• Records supplied:
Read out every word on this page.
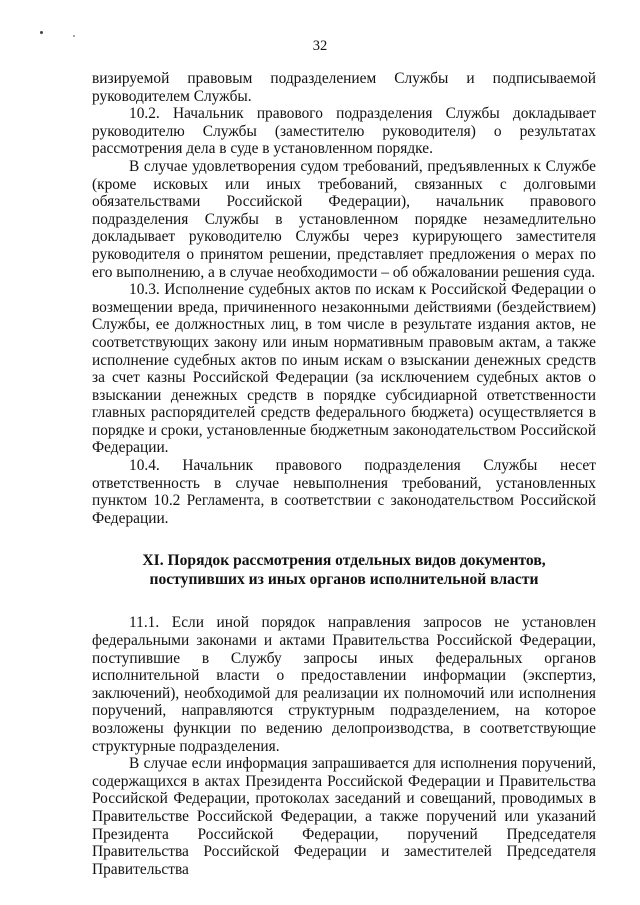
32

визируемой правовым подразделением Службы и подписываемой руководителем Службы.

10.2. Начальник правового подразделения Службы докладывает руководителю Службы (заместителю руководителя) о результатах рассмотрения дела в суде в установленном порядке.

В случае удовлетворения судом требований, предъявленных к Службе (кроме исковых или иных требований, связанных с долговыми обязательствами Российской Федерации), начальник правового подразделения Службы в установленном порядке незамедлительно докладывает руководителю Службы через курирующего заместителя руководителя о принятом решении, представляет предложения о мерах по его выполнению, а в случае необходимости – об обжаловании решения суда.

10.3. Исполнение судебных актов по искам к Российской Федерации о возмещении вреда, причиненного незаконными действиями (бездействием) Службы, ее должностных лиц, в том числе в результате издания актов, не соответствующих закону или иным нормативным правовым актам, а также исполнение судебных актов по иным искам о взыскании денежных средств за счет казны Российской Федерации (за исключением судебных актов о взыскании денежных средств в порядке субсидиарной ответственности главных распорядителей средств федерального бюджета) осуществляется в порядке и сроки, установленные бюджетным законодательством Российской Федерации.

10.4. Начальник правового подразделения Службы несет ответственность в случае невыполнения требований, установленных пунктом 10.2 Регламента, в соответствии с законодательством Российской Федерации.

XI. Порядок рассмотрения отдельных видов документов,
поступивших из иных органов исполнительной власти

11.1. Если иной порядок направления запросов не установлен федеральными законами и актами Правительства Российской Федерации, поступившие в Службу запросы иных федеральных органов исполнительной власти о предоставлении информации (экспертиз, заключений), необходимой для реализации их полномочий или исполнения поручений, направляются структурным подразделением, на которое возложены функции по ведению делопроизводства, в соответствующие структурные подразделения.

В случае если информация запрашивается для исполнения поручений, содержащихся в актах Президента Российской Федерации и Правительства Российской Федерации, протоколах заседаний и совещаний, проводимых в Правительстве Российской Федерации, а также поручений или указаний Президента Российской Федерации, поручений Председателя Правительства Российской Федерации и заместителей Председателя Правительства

...

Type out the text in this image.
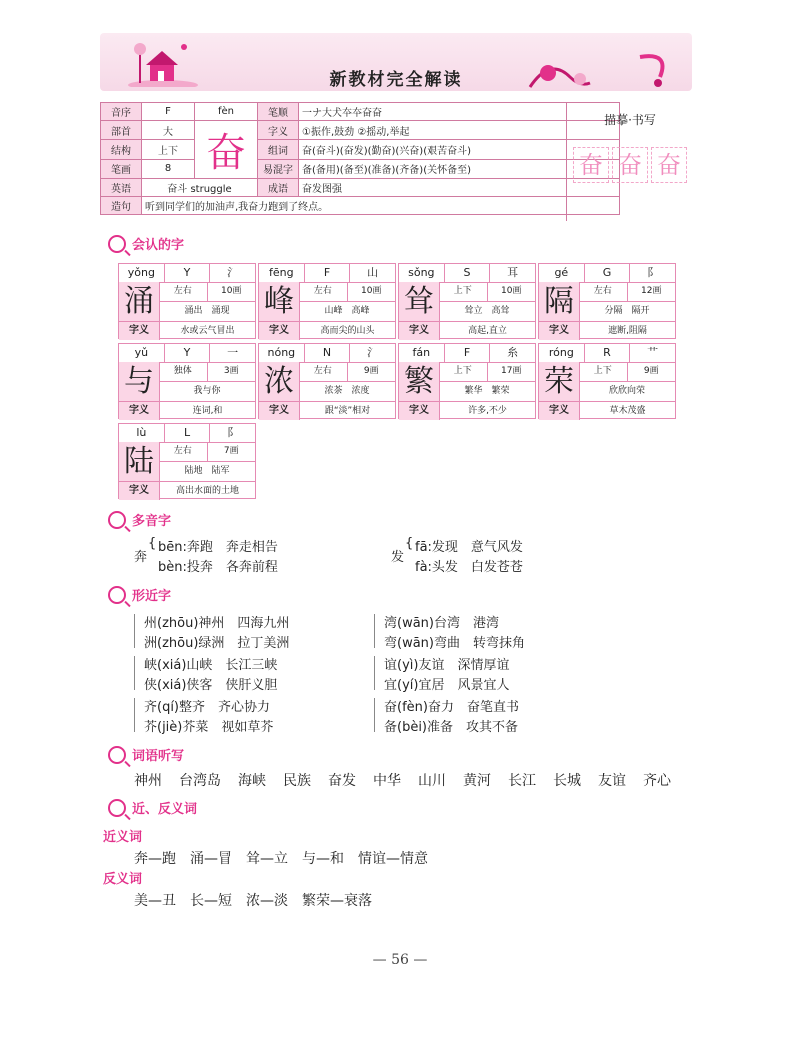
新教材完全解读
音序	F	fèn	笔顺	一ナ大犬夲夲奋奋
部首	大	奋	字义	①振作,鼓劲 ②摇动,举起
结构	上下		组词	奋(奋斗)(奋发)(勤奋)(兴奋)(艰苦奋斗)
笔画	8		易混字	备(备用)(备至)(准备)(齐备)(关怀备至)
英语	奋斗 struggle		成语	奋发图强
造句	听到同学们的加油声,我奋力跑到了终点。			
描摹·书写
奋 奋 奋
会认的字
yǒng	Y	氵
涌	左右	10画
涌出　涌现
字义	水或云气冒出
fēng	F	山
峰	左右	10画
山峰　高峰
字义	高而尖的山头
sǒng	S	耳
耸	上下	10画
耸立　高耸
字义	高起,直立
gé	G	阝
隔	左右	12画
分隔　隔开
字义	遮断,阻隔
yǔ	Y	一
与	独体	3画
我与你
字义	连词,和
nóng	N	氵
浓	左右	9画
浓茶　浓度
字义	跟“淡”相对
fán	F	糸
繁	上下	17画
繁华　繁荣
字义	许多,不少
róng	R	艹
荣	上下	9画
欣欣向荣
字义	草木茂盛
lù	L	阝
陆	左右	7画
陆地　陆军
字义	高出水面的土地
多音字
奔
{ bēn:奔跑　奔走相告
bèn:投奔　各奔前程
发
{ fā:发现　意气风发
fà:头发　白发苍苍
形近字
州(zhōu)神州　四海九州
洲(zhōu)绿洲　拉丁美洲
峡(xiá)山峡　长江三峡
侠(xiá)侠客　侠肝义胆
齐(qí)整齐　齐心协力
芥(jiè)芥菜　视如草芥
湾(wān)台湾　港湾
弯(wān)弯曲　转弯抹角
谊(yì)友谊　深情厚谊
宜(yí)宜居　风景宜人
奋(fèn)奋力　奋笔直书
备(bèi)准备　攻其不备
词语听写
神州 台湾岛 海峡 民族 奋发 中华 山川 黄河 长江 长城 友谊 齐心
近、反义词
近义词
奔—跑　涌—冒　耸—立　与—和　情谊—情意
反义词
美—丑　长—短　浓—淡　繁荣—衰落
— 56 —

==

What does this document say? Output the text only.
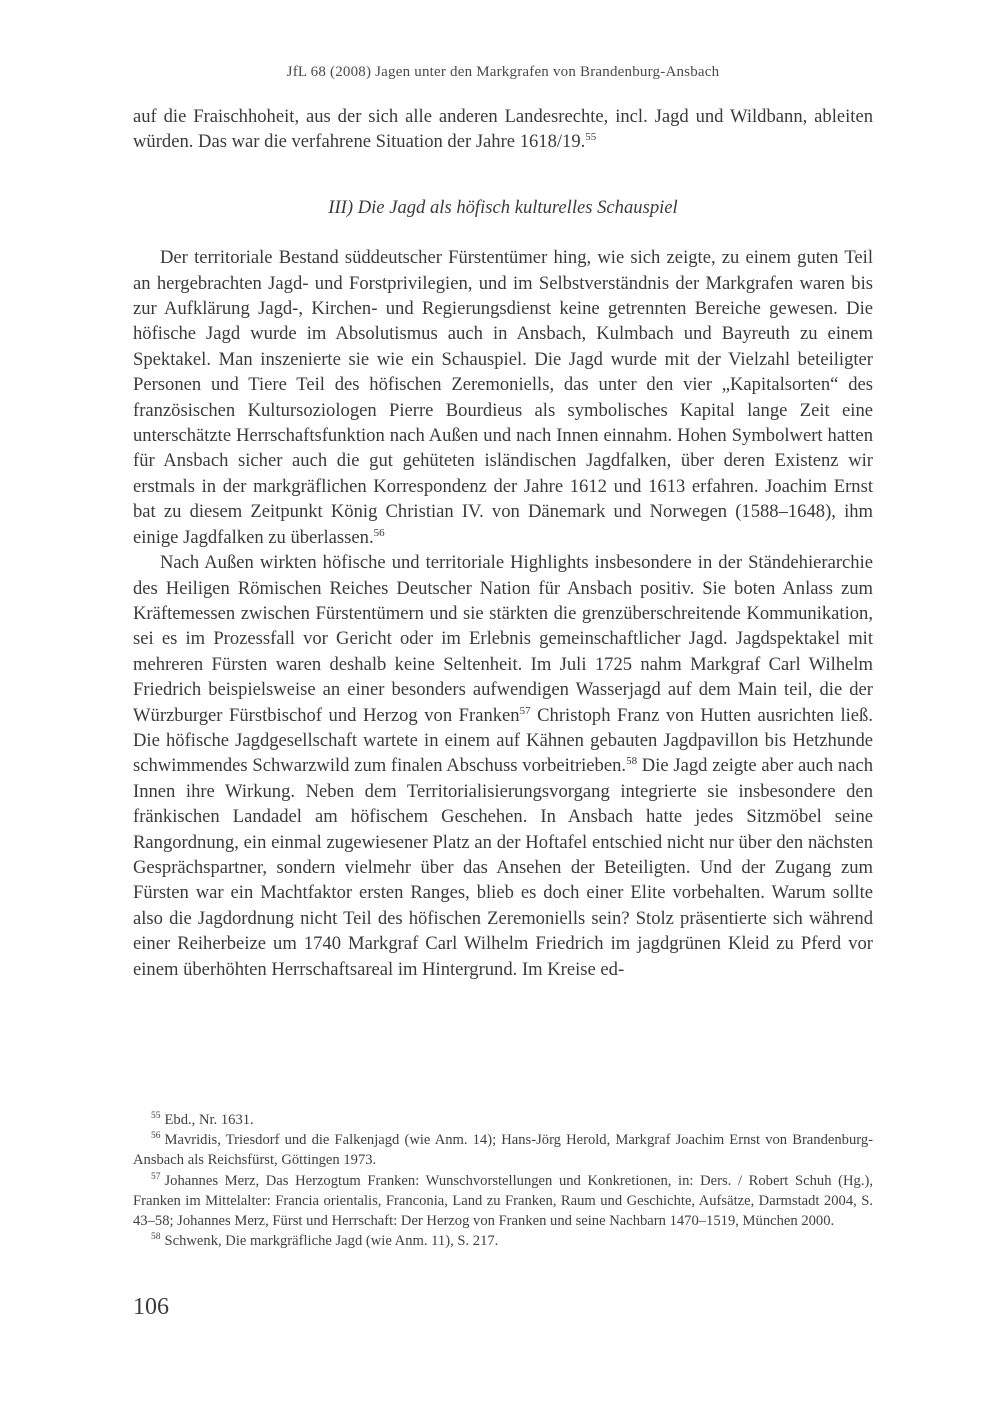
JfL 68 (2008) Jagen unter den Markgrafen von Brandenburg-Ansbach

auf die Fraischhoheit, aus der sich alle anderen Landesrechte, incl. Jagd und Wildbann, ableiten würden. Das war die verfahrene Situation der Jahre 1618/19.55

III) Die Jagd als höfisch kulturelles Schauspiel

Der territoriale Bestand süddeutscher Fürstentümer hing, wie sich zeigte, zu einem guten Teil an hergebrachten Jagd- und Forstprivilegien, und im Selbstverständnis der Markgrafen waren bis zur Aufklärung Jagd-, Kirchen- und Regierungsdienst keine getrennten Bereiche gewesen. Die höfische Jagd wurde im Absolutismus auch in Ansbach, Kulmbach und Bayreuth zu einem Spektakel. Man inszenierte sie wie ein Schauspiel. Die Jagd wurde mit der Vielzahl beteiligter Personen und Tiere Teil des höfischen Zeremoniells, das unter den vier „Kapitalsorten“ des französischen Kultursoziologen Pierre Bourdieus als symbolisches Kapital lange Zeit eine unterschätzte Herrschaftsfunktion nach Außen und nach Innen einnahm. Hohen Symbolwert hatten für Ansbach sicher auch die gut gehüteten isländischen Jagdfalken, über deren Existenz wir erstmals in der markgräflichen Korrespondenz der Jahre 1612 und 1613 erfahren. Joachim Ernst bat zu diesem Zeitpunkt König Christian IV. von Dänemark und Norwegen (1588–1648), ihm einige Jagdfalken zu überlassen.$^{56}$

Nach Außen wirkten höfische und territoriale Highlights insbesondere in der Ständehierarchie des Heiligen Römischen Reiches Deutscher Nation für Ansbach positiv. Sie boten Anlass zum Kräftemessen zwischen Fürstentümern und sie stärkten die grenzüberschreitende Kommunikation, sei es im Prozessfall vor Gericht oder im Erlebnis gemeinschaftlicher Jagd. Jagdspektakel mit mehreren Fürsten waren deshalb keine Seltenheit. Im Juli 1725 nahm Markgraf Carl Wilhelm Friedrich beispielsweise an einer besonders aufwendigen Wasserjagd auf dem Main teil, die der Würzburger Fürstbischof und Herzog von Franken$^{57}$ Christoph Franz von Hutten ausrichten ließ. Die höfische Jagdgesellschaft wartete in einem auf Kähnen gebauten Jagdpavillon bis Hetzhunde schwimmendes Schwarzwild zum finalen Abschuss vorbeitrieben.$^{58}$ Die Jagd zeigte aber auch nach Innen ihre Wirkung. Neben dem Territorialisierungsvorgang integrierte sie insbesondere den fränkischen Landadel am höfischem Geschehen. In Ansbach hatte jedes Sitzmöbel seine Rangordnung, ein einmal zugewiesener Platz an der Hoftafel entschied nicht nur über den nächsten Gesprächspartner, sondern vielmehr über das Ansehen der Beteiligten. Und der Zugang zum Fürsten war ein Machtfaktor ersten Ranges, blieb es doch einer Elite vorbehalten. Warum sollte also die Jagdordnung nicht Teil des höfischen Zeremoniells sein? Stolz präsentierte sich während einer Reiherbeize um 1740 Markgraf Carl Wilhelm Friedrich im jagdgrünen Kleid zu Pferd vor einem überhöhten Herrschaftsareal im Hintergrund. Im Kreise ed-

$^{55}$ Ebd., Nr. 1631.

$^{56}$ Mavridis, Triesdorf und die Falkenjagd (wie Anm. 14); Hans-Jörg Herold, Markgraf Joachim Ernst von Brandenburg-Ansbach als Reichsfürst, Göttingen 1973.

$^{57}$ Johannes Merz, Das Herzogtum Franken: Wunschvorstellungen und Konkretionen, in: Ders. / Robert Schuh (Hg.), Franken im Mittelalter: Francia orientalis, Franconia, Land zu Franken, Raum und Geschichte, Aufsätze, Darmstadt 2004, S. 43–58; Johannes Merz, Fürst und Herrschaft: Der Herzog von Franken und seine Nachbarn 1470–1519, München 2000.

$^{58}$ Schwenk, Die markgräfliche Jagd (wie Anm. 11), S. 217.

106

• What you need to do: Using the listing above, show every line that includes the string "рассмотрения".

• Output:
10.2. Начальник правового подразделения Службы докладывает руководителю Службы (заместителю руководителя) о результатах рассмотрения дела в суде в установленном порядке.
XI. Порядок рассмотрения отдельных видов документов,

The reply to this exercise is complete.